> _What you have to do_: Lay out every line of the material as a Markdown table with two columns, Nr for the row number and Line for the line itself, leaving out any blank lines.

+++

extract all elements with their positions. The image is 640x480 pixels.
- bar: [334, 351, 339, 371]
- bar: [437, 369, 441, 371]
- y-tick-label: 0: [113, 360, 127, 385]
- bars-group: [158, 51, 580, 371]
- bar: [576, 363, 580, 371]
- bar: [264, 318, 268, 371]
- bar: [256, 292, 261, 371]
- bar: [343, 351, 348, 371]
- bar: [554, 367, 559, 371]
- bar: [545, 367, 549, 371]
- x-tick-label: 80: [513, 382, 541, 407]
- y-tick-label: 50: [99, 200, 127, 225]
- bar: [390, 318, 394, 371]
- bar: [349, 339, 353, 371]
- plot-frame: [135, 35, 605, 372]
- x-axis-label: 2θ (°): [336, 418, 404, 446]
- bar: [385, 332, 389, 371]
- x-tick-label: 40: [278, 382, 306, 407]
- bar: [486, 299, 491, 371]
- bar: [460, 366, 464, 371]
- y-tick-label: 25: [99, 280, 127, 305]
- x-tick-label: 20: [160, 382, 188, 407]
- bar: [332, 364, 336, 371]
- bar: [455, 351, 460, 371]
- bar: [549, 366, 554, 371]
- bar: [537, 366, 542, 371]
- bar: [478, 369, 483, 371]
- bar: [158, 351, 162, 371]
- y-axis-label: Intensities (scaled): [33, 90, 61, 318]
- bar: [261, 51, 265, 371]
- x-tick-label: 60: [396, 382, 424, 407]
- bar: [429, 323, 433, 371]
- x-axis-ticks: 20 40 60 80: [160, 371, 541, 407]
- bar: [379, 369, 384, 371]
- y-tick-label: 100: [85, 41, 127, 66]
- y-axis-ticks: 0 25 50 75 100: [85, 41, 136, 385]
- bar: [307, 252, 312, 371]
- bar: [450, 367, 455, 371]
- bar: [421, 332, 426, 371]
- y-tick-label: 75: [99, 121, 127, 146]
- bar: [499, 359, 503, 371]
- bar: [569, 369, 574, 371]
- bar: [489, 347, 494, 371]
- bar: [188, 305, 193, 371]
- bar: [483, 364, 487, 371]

+++

> _Result below_:
| Nr | Line |
|---|---|
| 1 | extract all elements with their positions. The image is 640x480 pixels. |
| 2 | - bar: [334, 351, 339, 371] |
| 3 | - bar: [437, 369, 441, 371] |
| 4 | - y-tick-label: 0: [113, 360, 127, 385] |
| 5 | - bars-group: [158, 51, 580, 371] |
| 6 | - bar: [576, 363, 580, 371] |
| 7 | - bar: [264, 318, 268, 371] |
| 8 | - bar: [256, 292, 261, 371] |
| 9 | - bar: [343, 351, 348, 371] |
| 10 | - bar: [554, 367, 559, 371] |
| 11 | - bar: [545, 367, 549, 371] |
| 12 | - x-tick-label: 80: [513, 382, 541, 407] |
| 13 | - y-tick-label: 50: [99, 200, 127, 225] |
| 14 | - bar: [390, 318, 394, 371] |
| 15 | - bar: [349, 339, 353, 371] |
| 16 | - plot-frame: [135, 35, 605, 372] |
| 17 | - x-axis-label: 2θ (°): [336, 418, 404, 446] |
| 18 | - bar: [385, 332, 389, 371] |
| 19 | - x-tick-label: 40: [278, 382, 306, 407] |
| 20 | - bar: [486, 299, 491, 371] |
| 21 | - bar: [460, 366, 464, 371] |
| 22 | - y-tick-label: 25: [99, 280, 127, 305] |
| 23 | - x-tick-label: 20: [160, 382, 188, 407] |
| 24 | - bar: [332, 364, 336, 371] |
| 25 | - bar: [455, 351, 460, 371] |
| 26 | - bar: [549, 366, 554, 371] |
| 27 | - bar: [537, 366, 542, 371] |
| 28 | - bar: [478, 369, 483, 371] |
| 29 | - bar: [158, 351, 162, 371] |
| 30 | - y-axis-label: Intensities (scaled): [33, 90, 61, 318] |
| 31 | - bar: [261, 51, 265, 371] |
| 32 | - x-tick-label: 60: [396, 382, 424, 407] |
| 33 | - bar: [429, 323, 433, 371] |
| 34 | - x-axis-ticks: 20 40 60 80: [160, 371, 541, 407] |
| 35 | - bar: [379, 369, 384, 371] |
| 36 | - y-tick-label: 100: [85, 41, 127, 66] |
| 37 | - y-axis-ticks: 0 25 50 75 100: [85, 41, 136, 385] |
| 38 | - bar: [307, 252, 312, 371] |
| 39 | - bar: [450, 367, 455, 371] |
| 40 | - bar: [421, 332, 426, 371] |
| 41 | - y-tick-label: 75: [99, 121, 127, 146] |
| 42 | - bar: [499, 359, 503, 371] |
| 43 | - bar: [569, 369, 574, 371] |
| 44 | - bar: [489, 347, 494, 371] |
| 45 | - bar: [188, 305, 193, 371] |
| 46 | - bar: [483, 364, 487, 371] |